(Dataset entries)
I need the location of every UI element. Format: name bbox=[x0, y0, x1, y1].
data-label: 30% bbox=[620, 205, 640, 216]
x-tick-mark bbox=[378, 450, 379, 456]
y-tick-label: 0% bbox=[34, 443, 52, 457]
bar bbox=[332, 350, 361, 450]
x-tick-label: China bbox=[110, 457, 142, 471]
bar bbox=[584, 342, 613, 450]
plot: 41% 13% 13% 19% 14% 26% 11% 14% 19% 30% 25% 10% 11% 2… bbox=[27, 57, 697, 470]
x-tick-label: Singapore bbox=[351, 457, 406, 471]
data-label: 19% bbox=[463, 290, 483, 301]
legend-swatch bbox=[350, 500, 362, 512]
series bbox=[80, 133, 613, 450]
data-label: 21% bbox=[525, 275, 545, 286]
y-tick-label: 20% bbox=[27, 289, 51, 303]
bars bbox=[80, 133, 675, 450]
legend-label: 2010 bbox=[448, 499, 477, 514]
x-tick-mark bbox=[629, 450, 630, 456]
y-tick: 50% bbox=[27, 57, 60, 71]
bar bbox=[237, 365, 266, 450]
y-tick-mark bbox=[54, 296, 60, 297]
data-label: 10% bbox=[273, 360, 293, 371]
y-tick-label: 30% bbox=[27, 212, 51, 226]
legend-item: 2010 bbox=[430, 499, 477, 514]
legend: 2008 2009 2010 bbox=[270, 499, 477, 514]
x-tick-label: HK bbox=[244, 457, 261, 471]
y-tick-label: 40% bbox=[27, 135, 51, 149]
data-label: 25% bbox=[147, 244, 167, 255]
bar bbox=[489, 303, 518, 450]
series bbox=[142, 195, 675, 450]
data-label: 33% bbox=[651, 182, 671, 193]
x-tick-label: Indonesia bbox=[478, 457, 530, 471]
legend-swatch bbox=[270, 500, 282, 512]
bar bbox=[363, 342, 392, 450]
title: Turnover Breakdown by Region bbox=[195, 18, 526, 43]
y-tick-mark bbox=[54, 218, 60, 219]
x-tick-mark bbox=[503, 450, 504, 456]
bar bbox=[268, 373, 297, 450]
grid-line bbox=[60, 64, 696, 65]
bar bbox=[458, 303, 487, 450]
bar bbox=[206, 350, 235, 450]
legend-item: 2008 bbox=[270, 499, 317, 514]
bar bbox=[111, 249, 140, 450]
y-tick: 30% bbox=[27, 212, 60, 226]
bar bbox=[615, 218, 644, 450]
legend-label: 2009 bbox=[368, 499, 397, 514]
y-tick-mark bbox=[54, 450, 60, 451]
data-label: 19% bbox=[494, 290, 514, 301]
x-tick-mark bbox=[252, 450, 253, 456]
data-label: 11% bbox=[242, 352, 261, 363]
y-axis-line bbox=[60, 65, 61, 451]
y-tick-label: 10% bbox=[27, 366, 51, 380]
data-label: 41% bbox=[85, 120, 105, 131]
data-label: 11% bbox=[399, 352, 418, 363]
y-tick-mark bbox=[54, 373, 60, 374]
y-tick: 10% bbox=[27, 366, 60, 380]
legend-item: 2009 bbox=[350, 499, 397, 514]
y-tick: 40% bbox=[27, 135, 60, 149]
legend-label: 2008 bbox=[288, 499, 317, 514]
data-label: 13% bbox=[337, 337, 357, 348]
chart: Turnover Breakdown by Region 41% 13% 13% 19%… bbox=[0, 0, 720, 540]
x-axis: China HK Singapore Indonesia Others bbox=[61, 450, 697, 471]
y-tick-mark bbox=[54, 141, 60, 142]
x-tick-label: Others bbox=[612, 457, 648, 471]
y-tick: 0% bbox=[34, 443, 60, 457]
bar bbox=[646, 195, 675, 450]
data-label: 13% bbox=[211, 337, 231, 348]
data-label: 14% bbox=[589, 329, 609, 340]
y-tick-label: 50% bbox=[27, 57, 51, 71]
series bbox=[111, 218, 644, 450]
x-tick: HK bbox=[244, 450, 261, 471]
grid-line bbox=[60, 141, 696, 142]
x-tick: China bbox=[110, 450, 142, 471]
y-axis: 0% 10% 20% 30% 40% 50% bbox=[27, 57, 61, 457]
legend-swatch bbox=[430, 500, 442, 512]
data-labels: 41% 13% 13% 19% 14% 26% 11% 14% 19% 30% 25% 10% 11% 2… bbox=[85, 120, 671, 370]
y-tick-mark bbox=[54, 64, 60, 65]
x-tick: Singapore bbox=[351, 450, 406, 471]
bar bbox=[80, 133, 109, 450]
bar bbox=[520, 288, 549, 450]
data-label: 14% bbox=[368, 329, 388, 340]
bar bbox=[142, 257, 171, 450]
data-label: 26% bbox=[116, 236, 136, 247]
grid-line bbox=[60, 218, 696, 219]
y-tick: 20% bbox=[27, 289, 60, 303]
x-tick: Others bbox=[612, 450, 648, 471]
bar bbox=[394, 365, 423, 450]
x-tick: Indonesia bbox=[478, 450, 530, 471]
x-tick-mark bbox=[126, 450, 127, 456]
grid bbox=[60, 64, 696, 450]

EXERCISE DIRECTIONS> Reproduce every one of the lines above word for word, keeping their original order.

FULL ANSWER>
I need the location of every UI element. Format: name bbox=[x0, y0, x1, y1].
data-label: 30% bbox=[620, 205, 640, 216]
x-tick-mark bbox=[378, 450, 379, 456]
y-tick-label: 0% bbox=[34, 443, 52, 457]
bar bbox=[332, 350, 361, 450]
x-tick-label: China bbox=[110, 457, 142, 471]
bar bbox=[584, 342, 613, 450]
plot: 41% 13% 13% 19% 14% 26% 11% 14% 19% 30% 25% 10% 11% 2… bbox=[27, 57, 697, 470]
x-tick-label: Singapore bbox=[351, 457, 406, 471]
data-label: 19% bbox=[463, 290, 483, 301]
legend-swatch bbox=[350, 500, 362, 512]
series bbox=[80, 133, 613, 450]
data-label: 21% bbox=[525, 275, 545, 286]
y-tick-label: 20% bbox=[27, 289, 51, 303]
bars bbox=[80, 133, 675, 450]
legend-label: 2010 bbox=[448, 499, 477, 514]
x-tick-mark bbox=[629, 450, 630, 456]
y-tick: 50% bbox=[27, 57, 60, 71]
bar bbox=[237, 365, 266, 450]
y-tick-mark bbox=[54, 296, 60, 297]
data-label: 10% bbox=[273, 360, 293, 371]
y-tick-label: 30% bbox=[27, 212, 51, 226]
legend-item: 2010 bbox=[430, 499, 477, 514]
legend: 2008 2009 2010 bbox=[270, 499, 477, 514]
x-tick-label: HK bbox=[244, 457, 261, 471]
y-tick-label: 40% bbox=[27, 135, 51, 149]
data-label: 25% bbox=[147, 244, 167, 255]
bar bbox=[489, 303, 518, 450]
series bbox=[142, 195, 675, 450]
data-label: 33% bbox=[651, 182, 671, 193]
x-tick-label: Indonesia bbox=[478, 457, 530, 471]
legend-swatch bbox=[270, 500, 282, 512]
bar bbox=[363, 342, 392, 450]
title: Turnover Breakdown by Region bbox=[195, 18, 526, 43]
y-tick-mark bbox=[54, 218, 60, 219]
x-tick-mark bbox=[503, 450, 504, 456]
bar bbox=[268, 373, 297, 450]
grid-line bbox=[60, 64, 696, 65]
bar bbox=[458, 303, 487, 450]
bar bbox=[206, 350, 235, 450]
legend-item: 2008 bbox=[270, 499, 317, 514]
bar bbox=[111, 249, 140, 450]
y-tick: 30% bbox=[27, 212, 60, 226]
bar bbox=[615, 218, 644, 450]
legend-label: 2009 bbox=[368, 499, 397, 514]
y-tick-mark bbox=[54, 450, 60, 451]
data-label: 19% bbox=[494, 290, 514, 301]
x-tick-mark bbox=[252, 450, 253, 456]
data-label: 11% bbox=[242, 352, 261, 363]
y-axis-line bbox=[60, 65, 61, 451]
y-tick-label: 10% bbox=[27, 366, 51, 380]
data-label: 41% bbox=[85, 120, 105, 131]
data-label: 11% bbox=[399, 352, 418, 363]
y-tick-mark bbox=[54, 373, 60, 374]
y-tick: 10% bbox=[27, 366, 60, 380]
legend-item: 2009 bbox=[350, 499, 397, 514]
y-tick: 40% bbox=[27, 135, 60, 149]
legend-label: 2008 bbox=[288, 499, 317, 514]
data-label: 13% bbox=[337, 337, 357, 348]
chart: Turnover Breakdown by Region 41% 13% 13% 19%… bbox=[0, 0, 720, 540]
x-axis: China HK Singapore Indonesia Others bbox=[61, 450, 697, 471]
y-tick-mark bbox=[54, 141, 60, 142]
x-tick-label: Others bbox=[612, 457, 648, 471]
y-tick: 0% bbox=[34, 443, 60, 457]
bar bbox=[646, 195, 675, 450]
data-label: 13% bbox=[211, 337, 231, 348]
data-label: 14% bbox=[589, 329, 609, 340]
y-tick-label: 50% bbox=[27, 57, 51, 71]
series bbox=[111, 218, 644, 450]
x-tick: HK bbox=[244, 450, 261, 471]
grid-line bbox=[60, 141, 696, 142]
x-tick: China bbox=[110, 450, 142, 471]
y-axis: 0% 10% 20% 30% 40% 50% bbox=[27, 57, 61, 457]
legend-swatch bbox=[430, 500, 442, 512]
data-labels: 41% 13% 13% 19% 14% 26% 11% 14% 19% 30% 25% 10% 11% 2… bbox=[85, 120, 671, 370]
y-tick-mark bbox=[54, 64, 60, 65]
x-tick: Singapore bbox=[351, 450, 406, 471]
bar bbox=[80, 133, 109, 450]
bar bbox=[520, 288, 549, 450]
data-label: 14% bbox=[368, 329, 388, 340]
bar bbox=[142, 257, 171, 450]
data-label: 26% bbox=[116, 236, 136, 247]
grid-line bbox=[60, 218, 696, 219]
y-tick: 20% bbox=[27, 289, 60, 303]
x-tick: Others bbox=[612, 450, 648, 471]
bar bbox=[394, 365, 423, 450]
x-tick: Indonesia bbox=[478, 450, 530, 471]
x-tick-mark bbox=[126, 450, 127, 456]
grid bbox=[60, 64, 696, 450]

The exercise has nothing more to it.